* **WRITTEN INSTRUCTION 1**
Reproduce the part of the George Jones album text between "You Oughta Be Here with Me is" and "of which charted.", inclusive.

* **SELECTION**
>> BEGIN

You Oughta Be Here with Me is an album by American country music singer George Jones. This album was released in 1990 on Epic Records. It includes the singles "Hell Stays Open (All Night Long)" and "Six Foot Deep, Six Foot Down", neither of which charted.

Background
You Oughta Be Here With Me was Jones's last proper studio album with Epic.  Although the album featured several stirring performances, including the lead single "Hell Stays Open All Night Long" and the Roger Miller-penned title song, the single bombed and Jones made the switch to MCA, unceremoniously ending his relationship with producer Billy Sherrill and what was now Sony Music after 19 years.  Sherrill had produced Jones since 1971 and the body of work they created had resulted in one of the most successful producer/artist alliances in the history of country music.  Sherrill had actually retired with Jones as his only client.   Sherrill, who had scored massive hits producing Tammy Wynette and Charlie Rich among many others, had taken heat over the years for the drastic changes he'd wrought on the genre with his elaborate Phil Spector influenced productions, but as Jones biographer Bob Allen observes in the book George Jones: The Life and Times of a Honky Tonk Legend, "...despite his abiding fondness for full string orchestras, lush harmony vocals, and pop-style "wall of sound" productions, Sherrill had seldom strayed off the straight and narrow hard country path with Jones.  In fact, as a producer he was responsible for some of Jones's all-time artistic high-water marks.  More than once, he had rescued Jones from oblivion with his ability to hear the potential appeal of a song like "He Stopped Loving Her Today," even when Jones himself couldn't hear it.  No less important, Sherrill had a knack for coaxing, stroking and cajoling the always temperamental and impatient singer through numerous vocal takes and overdubs (a process Jones hated) until he captured on tape that elusive vocal performance he'd heard in his head."  Jones admitted in his 1996 memoir I Lived To Tell It All that Sherrill had saved his bacon more than once, writing "Rick Blackburn and Billy Sherrill were forever supportive of my career when it was under their guidance.  I never got any flak from the record label about my legal and criminal woes." The song "Someone That You Used To Know" was also featured in the series NCIS on season 10 episode 13, about 3/4 through the episode when Abby Sciuto (Pauley Perrette) had a flashback to her childhood years.

>> END

* **DATA TO USE**
>> BEGIN

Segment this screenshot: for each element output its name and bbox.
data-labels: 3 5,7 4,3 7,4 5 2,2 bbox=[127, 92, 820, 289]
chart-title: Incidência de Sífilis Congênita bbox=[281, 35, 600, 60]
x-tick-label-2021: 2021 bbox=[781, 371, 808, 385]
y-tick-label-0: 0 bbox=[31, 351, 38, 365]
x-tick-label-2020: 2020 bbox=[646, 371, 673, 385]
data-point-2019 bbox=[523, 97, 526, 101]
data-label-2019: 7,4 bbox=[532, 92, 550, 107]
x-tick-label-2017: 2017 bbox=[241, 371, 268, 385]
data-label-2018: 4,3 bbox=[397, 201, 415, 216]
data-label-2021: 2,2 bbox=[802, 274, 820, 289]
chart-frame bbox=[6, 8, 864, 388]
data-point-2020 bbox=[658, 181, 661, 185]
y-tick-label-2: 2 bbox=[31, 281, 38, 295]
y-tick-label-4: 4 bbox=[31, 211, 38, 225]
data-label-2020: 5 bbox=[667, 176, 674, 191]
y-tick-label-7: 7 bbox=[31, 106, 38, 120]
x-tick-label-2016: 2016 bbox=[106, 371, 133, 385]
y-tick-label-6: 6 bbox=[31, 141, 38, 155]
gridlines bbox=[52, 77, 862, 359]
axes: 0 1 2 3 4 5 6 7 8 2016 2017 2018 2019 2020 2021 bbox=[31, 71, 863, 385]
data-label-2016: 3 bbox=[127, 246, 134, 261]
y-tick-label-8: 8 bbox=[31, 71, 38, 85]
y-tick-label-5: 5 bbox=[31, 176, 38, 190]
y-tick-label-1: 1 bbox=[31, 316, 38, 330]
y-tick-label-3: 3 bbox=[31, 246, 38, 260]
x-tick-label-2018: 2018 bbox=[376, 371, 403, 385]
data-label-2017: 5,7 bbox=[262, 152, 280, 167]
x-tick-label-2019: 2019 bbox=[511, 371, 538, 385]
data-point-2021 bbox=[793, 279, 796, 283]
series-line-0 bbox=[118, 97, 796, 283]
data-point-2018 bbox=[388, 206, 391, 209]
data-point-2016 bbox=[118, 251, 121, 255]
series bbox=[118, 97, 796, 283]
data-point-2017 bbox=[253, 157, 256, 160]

>> END
>> BEGIN

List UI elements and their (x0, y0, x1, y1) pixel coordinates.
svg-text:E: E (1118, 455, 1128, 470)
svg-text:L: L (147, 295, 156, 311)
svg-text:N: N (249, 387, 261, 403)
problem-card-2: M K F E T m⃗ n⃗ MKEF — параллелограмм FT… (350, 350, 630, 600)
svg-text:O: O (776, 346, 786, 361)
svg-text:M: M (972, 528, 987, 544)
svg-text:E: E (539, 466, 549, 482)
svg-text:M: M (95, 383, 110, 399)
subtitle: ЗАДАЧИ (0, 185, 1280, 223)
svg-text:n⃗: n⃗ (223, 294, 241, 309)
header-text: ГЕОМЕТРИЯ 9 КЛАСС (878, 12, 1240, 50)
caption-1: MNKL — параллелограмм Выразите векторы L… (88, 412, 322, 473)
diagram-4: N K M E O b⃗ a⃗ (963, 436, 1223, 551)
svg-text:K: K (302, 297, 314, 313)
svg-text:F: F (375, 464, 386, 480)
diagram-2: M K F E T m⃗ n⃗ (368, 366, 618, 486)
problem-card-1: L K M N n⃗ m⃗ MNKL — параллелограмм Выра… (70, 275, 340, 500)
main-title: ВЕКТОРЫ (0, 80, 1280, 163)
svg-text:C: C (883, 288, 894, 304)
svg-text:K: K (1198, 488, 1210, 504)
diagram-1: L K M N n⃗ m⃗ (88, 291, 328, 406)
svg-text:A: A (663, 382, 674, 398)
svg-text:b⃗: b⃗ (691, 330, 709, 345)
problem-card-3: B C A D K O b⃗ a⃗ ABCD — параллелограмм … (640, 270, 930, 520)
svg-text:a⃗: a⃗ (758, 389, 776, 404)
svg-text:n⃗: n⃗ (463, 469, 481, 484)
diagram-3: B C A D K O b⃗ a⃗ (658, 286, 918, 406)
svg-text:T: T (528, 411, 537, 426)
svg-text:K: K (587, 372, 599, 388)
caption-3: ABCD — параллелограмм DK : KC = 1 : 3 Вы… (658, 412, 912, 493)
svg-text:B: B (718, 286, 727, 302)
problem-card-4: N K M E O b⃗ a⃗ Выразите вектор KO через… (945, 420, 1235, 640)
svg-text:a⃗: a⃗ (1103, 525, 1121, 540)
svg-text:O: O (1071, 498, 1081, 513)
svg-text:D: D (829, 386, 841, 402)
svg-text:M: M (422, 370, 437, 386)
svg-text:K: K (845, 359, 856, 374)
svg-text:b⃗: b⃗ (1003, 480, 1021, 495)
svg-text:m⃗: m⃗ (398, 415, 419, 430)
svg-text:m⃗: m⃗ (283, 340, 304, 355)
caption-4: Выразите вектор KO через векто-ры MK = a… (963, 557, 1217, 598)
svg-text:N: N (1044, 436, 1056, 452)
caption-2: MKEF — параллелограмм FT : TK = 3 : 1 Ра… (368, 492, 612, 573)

>> END

* **WRITTEN INSTRUCTION 2**
From the records, write out without changes the lines between the lines holding "List UI elements" and "svg-text:O: O (1071, 498, 1081, 513)", inclusive.

* **TASK ANSWER 1**
You Oughta Be Here with Me is an album by American country music singer George Jones. This album was released in 1990 on Epic Records. It includes the singles "Hell Stays Open (All Night Long)" and "Six Foot Deep, Six Foot Down", neither of which charted.

* **TASK ANSWER 2**
List UI elements and their (x0, y0, x1, y1) pixel coordinates.
svg-text:E: E (1118, 455, 1128, 470)
svg-text:L: L (147, 295, 156, 311)
svg-text:N: N (249, 387, 261, 403)
problem-card-2: M K F E T m⃗ n⃗ MKEF — параллелограмм FT… (350, 350, 630, 600)
svg-text:O: O (776, 346, 786, 361)
svg-text:M: M (972, 528, 987, 544)
svg-text:E: E (539, 466, 549, 482)
svg-text:M: M (95, 383, 110, 399)
subtitle: ЗАДАЧИ (0, 185, 1280, 223)
svg-text:n⃗: n⃗ (223, 294, 241, 309)
header-text: ГЕОМЕТРИЯ 9 КЛАСС (878, 12, 1240, 50)
caption-1: MNKL — параллелограмм Выразите векторы L… (88, 412, 322, 473)
diagram-4: N K M E O b⃗ a⃗ (963, 436, 1223, 551)
svg-text:K: K (302, 297, 314, 313)
svg-text:F: F (375, 464, 386, 480)
diagram-2: M K F E T m⃗ n⃗ (368, 366, 618, 486)
problem-card-1: L K M N n⃗ m⃗ MNKL — параллелограмм Выра… (70, 275, 340, 500)
main-title: ВЕКТОРЫ (0, 80, 1280, 163)
svg-text:C: C (883, 288, 894, 304)
svg-text:K: K (1198, 488, 1210, 504)
diagram-1: L K M N n⃗ m⃗ (88, 291, 328, 406)
svg-text:A: A (663, 382, 674, 398)
svg-text:b⃗: b⃗ (691, 330, 709, 345)
problem-card-3: B C A D K O b⃗ a⃗ ABCD — параллелограмм … (640, 270, 930, 520)
svg-text:a⃗: a⃗ (758, 389, 776, 404)
svg-text:n⃗: n⃗ (463, 469, 481, 484)
diagram-3: B C A D K O b⃗ a⃗ (658, 286, 918, 406)
svg-text:T: T (528, 411, 537, 426)
svg-text:K: K (587, 372, 599, 388)
caption-3: ABCD — параллелограмм DK : KC = 1 : 3 Вы… (658, 412, 912, 493)
svg-text:B: B (718, 286, 727, 302)
problem-card-4: N K M E O b⃗ a⃗ Выразите вектор KO через… (945, 420, 1235, 640)
svg-text:a⃗: a⃗ (1103, 525, 1121, 540)
svg-text:O: O (1071, 498, 1081, 513)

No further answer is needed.